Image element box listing
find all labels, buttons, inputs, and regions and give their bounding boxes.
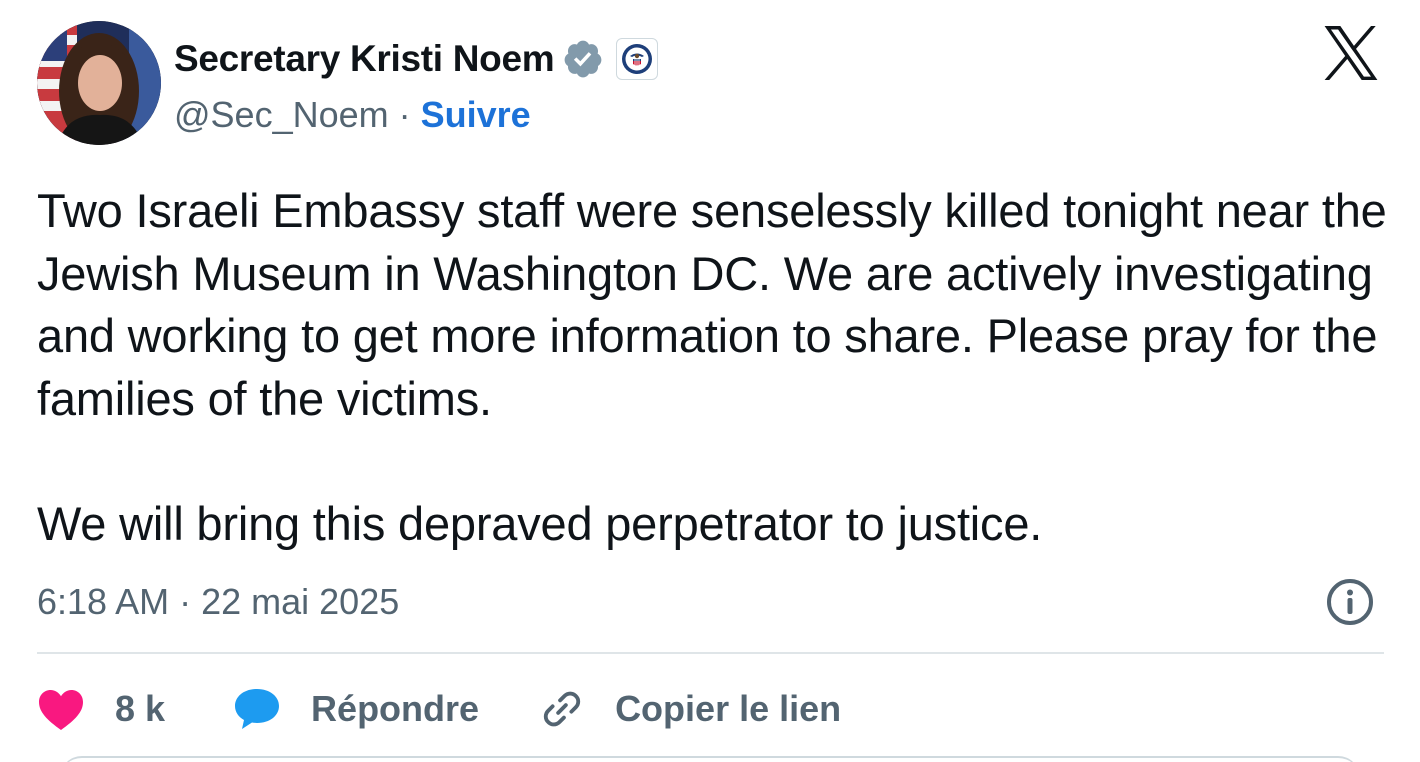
- timestamp-separator: ·: [179, 581, 192, 622]
- verified-badge-icon: [562, 38, 604, 80]
- tweet-timestamp[interactable]: 6:18 AM · 22 mai 2025: [37, 578, 399, 626]
- copy-link-button[interactable]: Copier le lien: [539, 686, 841, 732]
- tweet-card: Secretary Kristi Noem @Sec_Noem · Suivre: [0, 0, 1420, 762]
- author-name-row: Secretary Kristi Noem: [174, 36, 659, 82]
- tweet-paragraph: We will bring this depraved perpetrator …: [37, 496, 1043, 550]
- author-handle[interactable]: @Sec_Noem: [174, 94, 389, 136]
- reply-button[interactable]: Répondre: [233, 687, 479, 731]
- tweet-text: Two Israeli Embassy staff were senseless…: [37, 180, 1387, 555]
- like-button[interactable]: 8 k: [37, 687, 165, 731]
- link-icon: [539, 686, 585, 732]
- follow-button[interactable]: Suivre: [421, 94, 531, 136]
- like-count: 8 k: [115, 688, 166, 729]
- handle-separator: ·: [398, 94, 411, 135]
- dhs-seal-icon: [616, 38, 659, 80]
- author-handle-row: @Sec_Noem · Suivre: [174, 94, 531, 136]
- tweet-time: 6:18 AM: [37, 581, 170, 622]
- info-icon[interactable]: [1325, 577, 1375, 627]
- avatar-image: [37, 21, 161, 145]
- tweet-paragraph: Two Israeli Embassy staff were senseless…: [37, 184, 1387, 425]
- heart-icon: [37, 687, 85, 731]
- read-replies-button-edge[interactable]: [60, 756, 1360, 762]
- divider: [37, 652, 1384, 654]
- speech-bubble-icon: [233, 687, 281, 731]
- author-display-name[interactable]: Secretary Kristi Noem: [174, 38, 555, 80]
- avatar[interactable]: [37, 21, 161, 145]
- action-bar: 8 k Répondre Copier le lien: [37, 682, 841, 736]
- tweet-date: 22 mai 2025: [201, 581, 400, 622]
- x-logo-icon[interactable]: [1321, 26, 1381, 80]
- reply-label: Répondre: [311, 688, 480, 729]
- copy-link-label: Copier le lien: [615, 688, 842, 729]
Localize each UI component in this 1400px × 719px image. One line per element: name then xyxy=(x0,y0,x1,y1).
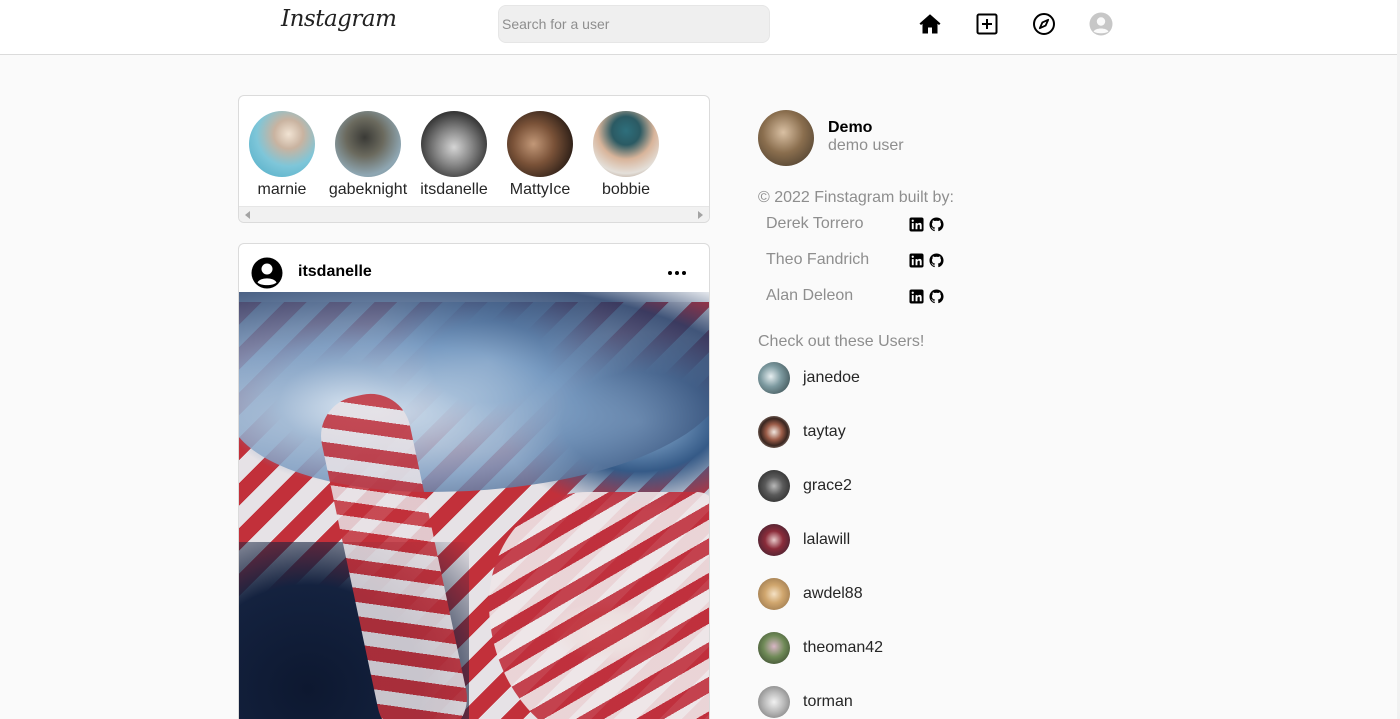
instagram-logo[interactable]: Instagram xyxy=(281,6,397,32)
author-name: Alan Deleon xyxy=(766,287,854,304)
story-avatar xyxy=(335,111,401,177)
suggested-username[interactable]: janedoe xyxy=(803,369,860,387)
stories-scrollbar[interactable] xyxy=(239,206,709,222)
author-name: Theo Fandrich xyxy=(766,251,870,268)
user-avatar-icon[interactable] xyxy=(251,257,283,289)
story-avatar xyxy=(507,111,573,177)
suggested-username[interactable]: taytay xyxy=(803,423,846,441)
github-icon[interactable] xyxy=(929,289,944,304)
linkedin-icon[interactable] xyxy=(909,289,924,304)
search-input[interactable] xyxy=(498,5,770,43)
author-name: Derek Torrero xyxy=(766,215,864,232)
home-icon[interactable] xyxy=(918,12,942,36)
linkedin-icon[interactable] xyxy=(909,217,924,232)
story-username: marnie xyxy=(257,181,307,198)
feed-post: itsdanelle xyxy=(238,243,710,719)
image-region-hair xyxy=(239,292,709,492)
suggested-user-avatar[interactable] xyxy=(758,578,790,610)
suggested-user-avatar[interactable] xyxy=(758,416,790,448)
scroll-right-arrow-icon[interactable] xyxy=(698,211,703,219)
post-username[interactable]: itsdanelle xyxy=(298,263,372,281)
story-item[interactable]: gabeknight xyxy=(323,111,413,199)
profile-icon[interactable] xyxy=(1089,12,1113,36)
story-item[interactable]: itsdanelle xyxy=(409,111,499,199)
story-avatar xyxy=(593,111,659,177)
linkedin-icon[interactable] xyxy=(909,253,924,268)
story-username: MattyIce xyxy=(509,181,571,198)
suggested-username[interactable]: theoman42 xyxy=(803,639,883,657)
story-username: itsdanelle xyxy=(420,181,488,198)
story-username: bobbie xyxy=(601,181,651,198)
suggested-user-avatar[interactable] xyxy=(758,524,790,556)
github-icon[interactable] xyxy=(929,253,944,268)
story-item[interactable]: marnie xyxy=(239,111,327,199)
suggested-user-avatar[interactable] xyxy=(758,470,790,502)
story-username: gabeknight xyxy=(328,181,408,198)
current-user-avatar[interactable] xyxy=(758,110,814,166)
more-horizontal-icon[interactable] xyxy=(665,261,689,285)
suggested-user-avatar[interactable] xyxy=(758,632,790,664)
credits-text: © 2022 Finstagram built by: xyxy=(758,189,954,206)
current-user-fullname: demo user xyxy=(828,137,904,154)
suggestions-heading: Check out these Users! xyxy=(758,333,925,350)
explore-icon[interactable] xyxy=(1032,12,1056,36)
story-avatar xyxy=(421,111,487,177)
suggested-user-avatar[interactable] xyxy=(758,362,790,394)
post-image[interactable] xyxy=(239,292,709,719)
stories-tray: marnie gabeknight itsdanelle MattyIce bo… xyxy=(238,95,710,223)
suggested-username[interactable]: torman xyxy=(803,693,853,711)
image-region-face xyxy=(489,492,709,719)
story-item[interactable]: bobbie xyxy=(581,111,671,199)
scroll-left-arrow-icon[interactable] xyxy=(245,211,250,219)
suggested-username[interactable]: grace2 xyxy=(803,477,852,495)
story-avatar xyxy=(249,111,315,177)
story-item[interactable]: MattyIce xyxy=(495,111,585,199)
top-navigation-bar: Instagram xyxy=(0,0,1400,55)
new-post-icon[interactable] xyxy=(975,12,999,36)
suggested-user-avatar[interactable] xyxy=(758,686,790,718)
current-username[interactable]: Demo xyxy=(828,119,872,137)
github-icon[interactable] xyxy=(929,217,944,232)
suggested-username[interactable]: lalawill xyxy=(803,531,850,549)
suggested-username[interactable]: awdel88 xyxy=(803,585,863,603)
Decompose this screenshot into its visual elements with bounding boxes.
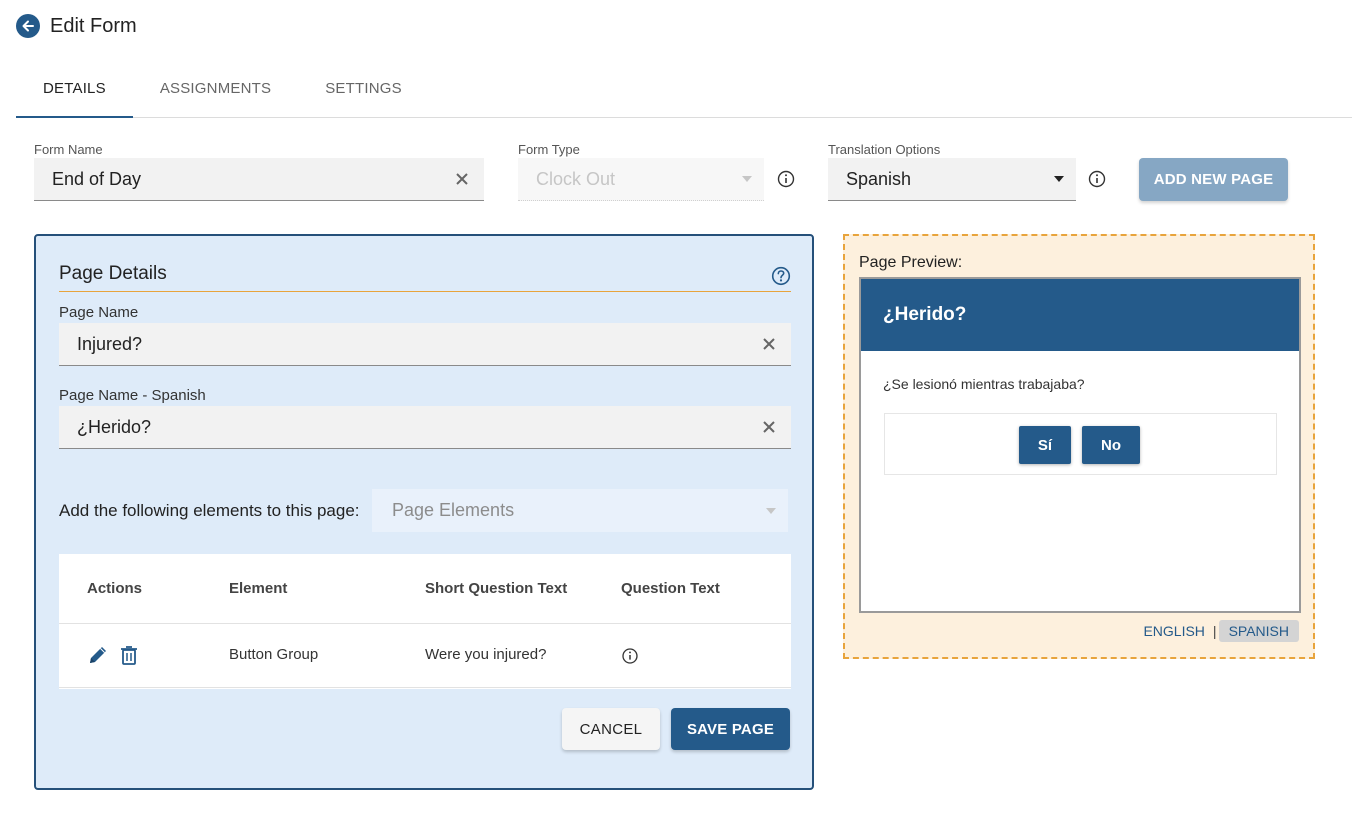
language-separator: | <box>1212 623 1217 639</box>
tab-assignments[interactable]: ASSIGNMENTS <box>133 62 298 118</box>
cell-element: Button Group <box>229 646 319 663</box>
page-elements-select[interactable]: Page Elements <box>372 489 788 532</box>
form-type-select: Clock Out <box>518 158 764 201</box>
column-header-element: Element <box>229 580 288 597</box>
info-icon[interactable] <box>621 647 639 665</box>
clear-icon[interactable] <box>759 417 779 437</box>
page-name-spanish-label: Page Name - Spanish <box>59 387 206 404</box>
page-name-spanish-input[interactable]: ¿Herido? <box>59 406 791 449</box>
page-name-value: Injured? <box>77 333 143 354</box>
info-icon[interactable] <box>1088 170 1106 188</box>
info-icon[interactable] <box>777 170 795 188</box>
help-icon[interactable] <box>771 266 791 286</box>
page-name-label: Page Name <box>59 304 139 321</box>
chevron-down-icon <box>766 508 776 514</box>
table-row: Button Group Were you injured? <box>59 624 791 688</box>
column-header-short-question: Short Question Text <box>425 580 568 597</box>
form-name-input[interactable]: End of Day <box>34 158 484 201</box>
preview-screen: ¿Herido? ¿Se lesionó mientras trabajaba?… <box>859 277 1301 613</box>
chevron-down-icon <box>1054 176 1064 182</box>
page-name-input[interactable]: Injured? <box>59 323 791 366</box>
elements-table: Actions Element Short Question Text Ques… <box>59 554 791 689</box>
clear-icon[interactable] <box>452 169 472 189</box>
language-spanish-option[interactable]: SPANISH <box>1218 620 1299 642</box>
cancel-button[interactable]: CANCEL <box>562 708 660 750</box>
tab-details[interactable]: DETAILS <box>16 62 133 118</box>
language-toggle: ENGLISH | SPANISH <box>1137 620 1299 642</box>
form-name-value: End of Day <box>52 168 142 189</box>
preview-no-button[interactable]: No <box>1082 426 1140 464</box>
header: Edit Form <box>16 14 137 38</box>
column-header-question-text: Question Text <box>621 580 720 597</box>
language-english-option[interactable]: ENGLISH <box>1137 620 1210 642</box>
preview-button-group: Sí No <box>884 413 1277 475</box>
pencil-icon[interactable] <box>87 644 109 666</box>
page-details-title: Page Details <box>59 263 167 284</box>
page-details-panel: Page Details Page Name Injured? Page Nam… <box>34 234 814 790</box>
add-new-page-button[interactable]: ADD NEW PAGE <box>1139 158 1288 201</box>
translation-options-value: Spanish <box>846 168 912 189</box>
table-header: Actions Element Short Question Text Ques… <box>59 554 791 624</box>
preview-yes-button[interactable]: Sí <box>1019 426 1071 464</box>
form-type-label: Form Type <box>518 142 580 157</box>
translation-options-label: Translation Options <box>828 142 941 157</box>
page-preview-panel: Page Preview: ¿Herido? ¿Se lesionó mient… <box>843 234 1315 659</box>
translation-options-select[interactable]: Spanish <box>828 158 1076 201</box>
divider <box>59 291 791 292</box>
back-arrow-icon[interactable] <box>16 14 40 38</box>
form-name-label: Form Name <box>34 142 103 157</box>
elements-label: Add the following elements to this page: <box>59 501 360 520</box>
page-elements-placeholder: Page Elements <box>392 500 515 520</box>
trash-icon[interactable] <box>118 644 140 666</box>
preview-question: ¿Se lesionó mientras trabajaba? <box>883 376 1085 392</box>
chevron-down-icon <box>742 176 752 182</box>
save-page-button[interactable]: SAVE PAGE <box>671 708 790 750</box>
column-header-actions: Actions <box>87 580 143 597</box>
clear-icon[interactable] <box>759 334 779 354</box>
page-title: Edit Form <box>50 14 137 37</box>
tab-settings[interactable]: SETTINGS <box>298 62 429 118</box>
page-preview-label: Page Preview: <box>859 254 963 271</box>
tab-bar: DETAILS ASSIGNMENTS SETTINGS <box>16 62 1352 118</box>
cell-short-question: Were you injured? <box>425 646 547 663</box>
page-name-spanish-value: ¿Herido? <box>77 416 152 437</box>
preview-screen-title: ¿Herido? <box>861 279 1299 351</box>
form-type-value: Clock Out <box>536 168 616 189</box>
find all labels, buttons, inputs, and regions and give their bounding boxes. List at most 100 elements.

= GIVEN PROBLEM =
Copy the lines of the listing exactly, beginning at the line that contains "- timestamp-separator: ·: [179, 581, 192, 622]" and stopping after the line that contains "- author-name-row: Secretary".

= PROBLEM SOLUTION =
- timestamp-separator: ·: [179, 581, 192, 622]
- verified-badge-icon: [562, 38, 604, 80]
- tweet-timestamp[interactable]: 6:18 AM · 22 mai 2025: [37, 578, 399, 626]
- copy-link-button[interactable]: Copier le lien: [539, 686, 841, 732]
- tweet-card: Secretary Kristi Noem @Sec_Noem · Suivre: [0, 0, 1420, 762]
- author-name-row: Secretary Kristi Noem: [174, 36, 659, 82]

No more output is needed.